**TASK STATEMENT:**
For each line below that contains the string "this", copy that line.

**THE DATA:**
----

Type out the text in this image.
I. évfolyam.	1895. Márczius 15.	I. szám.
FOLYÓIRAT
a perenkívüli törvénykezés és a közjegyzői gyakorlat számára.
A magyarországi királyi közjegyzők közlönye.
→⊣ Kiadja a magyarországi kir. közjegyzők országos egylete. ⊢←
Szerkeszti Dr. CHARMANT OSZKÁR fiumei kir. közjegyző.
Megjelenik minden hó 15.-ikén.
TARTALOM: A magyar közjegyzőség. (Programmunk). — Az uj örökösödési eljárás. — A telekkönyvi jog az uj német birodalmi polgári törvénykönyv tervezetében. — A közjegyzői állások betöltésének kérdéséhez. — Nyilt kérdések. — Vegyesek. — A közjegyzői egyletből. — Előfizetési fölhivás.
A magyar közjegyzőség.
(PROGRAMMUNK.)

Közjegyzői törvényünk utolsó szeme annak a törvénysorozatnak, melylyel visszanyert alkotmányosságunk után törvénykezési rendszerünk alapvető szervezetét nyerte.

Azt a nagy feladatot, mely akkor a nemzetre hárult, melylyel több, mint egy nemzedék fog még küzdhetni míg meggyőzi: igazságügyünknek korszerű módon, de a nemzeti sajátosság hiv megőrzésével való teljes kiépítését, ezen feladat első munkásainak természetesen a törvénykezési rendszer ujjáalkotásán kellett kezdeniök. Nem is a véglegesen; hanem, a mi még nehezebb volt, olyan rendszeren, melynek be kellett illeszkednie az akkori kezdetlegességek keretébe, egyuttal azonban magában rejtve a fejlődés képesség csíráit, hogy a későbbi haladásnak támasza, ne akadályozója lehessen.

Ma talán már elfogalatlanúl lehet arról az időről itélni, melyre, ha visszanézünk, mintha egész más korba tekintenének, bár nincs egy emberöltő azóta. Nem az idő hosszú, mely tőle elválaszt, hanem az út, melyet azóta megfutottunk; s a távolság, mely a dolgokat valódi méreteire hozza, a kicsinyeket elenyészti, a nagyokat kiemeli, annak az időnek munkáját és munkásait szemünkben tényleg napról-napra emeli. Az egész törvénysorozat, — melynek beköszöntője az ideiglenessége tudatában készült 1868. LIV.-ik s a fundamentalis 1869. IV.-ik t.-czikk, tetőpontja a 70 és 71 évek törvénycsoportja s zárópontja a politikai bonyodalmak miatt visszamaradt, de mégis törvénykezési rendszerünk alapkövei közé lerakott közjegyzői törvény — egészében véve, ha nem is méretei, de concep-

----

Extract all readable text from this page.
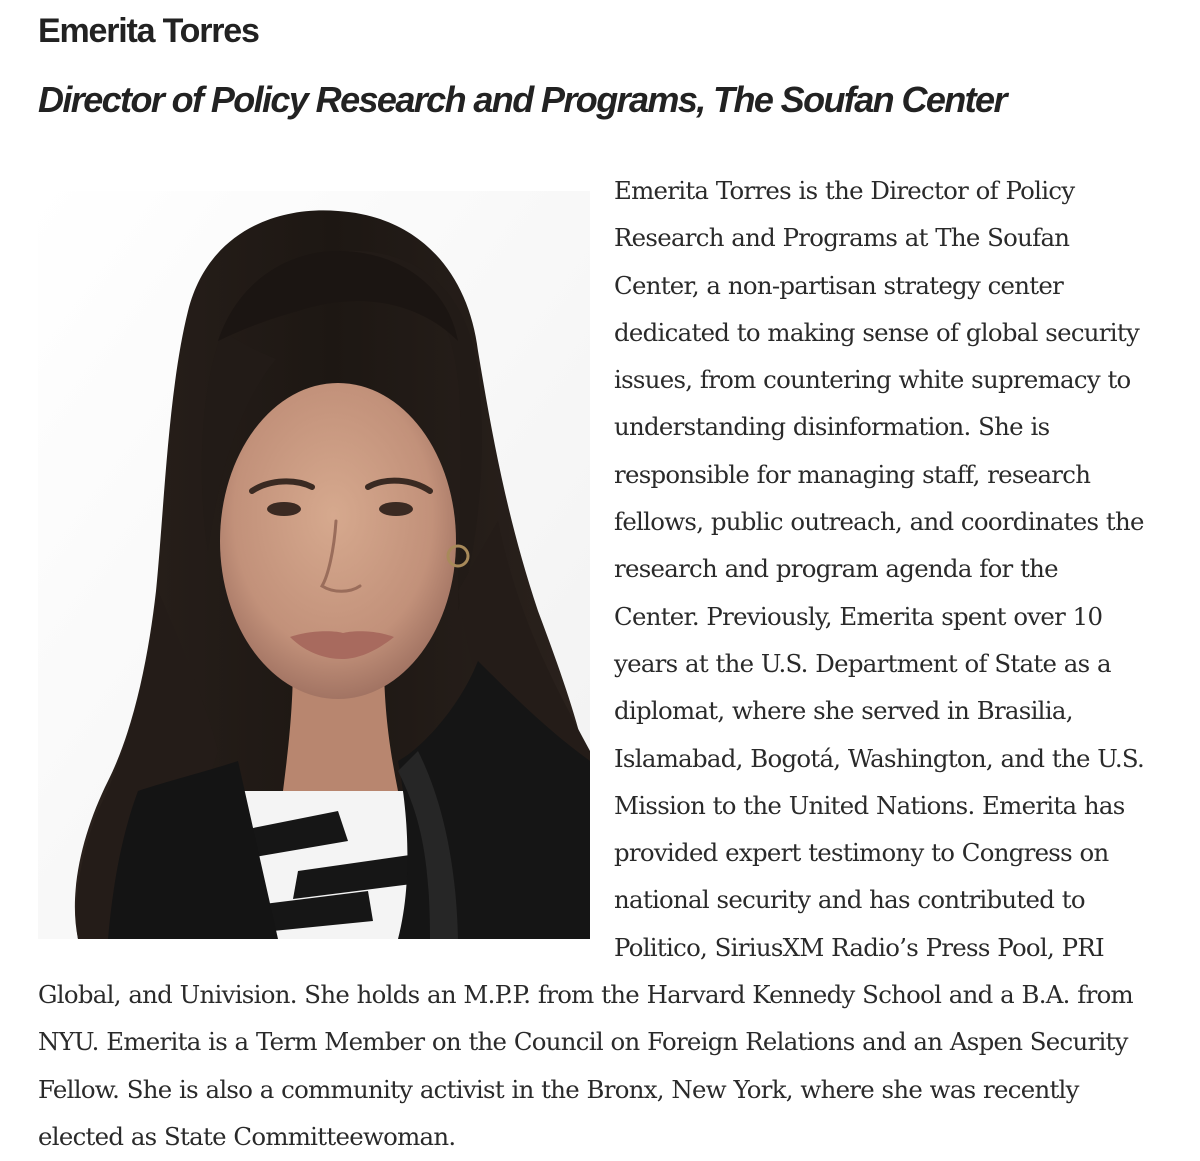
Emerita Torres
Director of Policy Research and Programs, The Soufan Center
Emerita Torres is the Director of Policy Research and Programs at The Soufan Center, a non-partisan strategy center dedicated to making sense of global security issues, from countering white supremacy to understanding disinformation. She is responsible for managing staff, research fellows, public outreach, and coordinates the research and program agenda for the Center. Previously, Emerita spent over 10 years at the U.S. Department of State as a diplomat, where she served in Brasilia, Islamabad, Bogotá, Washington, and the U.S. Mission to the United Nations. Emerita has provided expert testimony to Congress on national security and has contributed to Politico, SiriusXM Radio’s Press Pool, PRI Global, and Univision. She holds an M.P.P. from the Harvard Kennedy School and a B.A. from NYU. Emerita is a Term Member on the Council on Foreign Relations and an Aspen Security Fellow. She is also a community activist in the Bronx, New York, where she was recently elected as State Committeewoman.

----

**SOLVED EXERCISE:**
Type out the text in this image.
Extract all readable text from this page.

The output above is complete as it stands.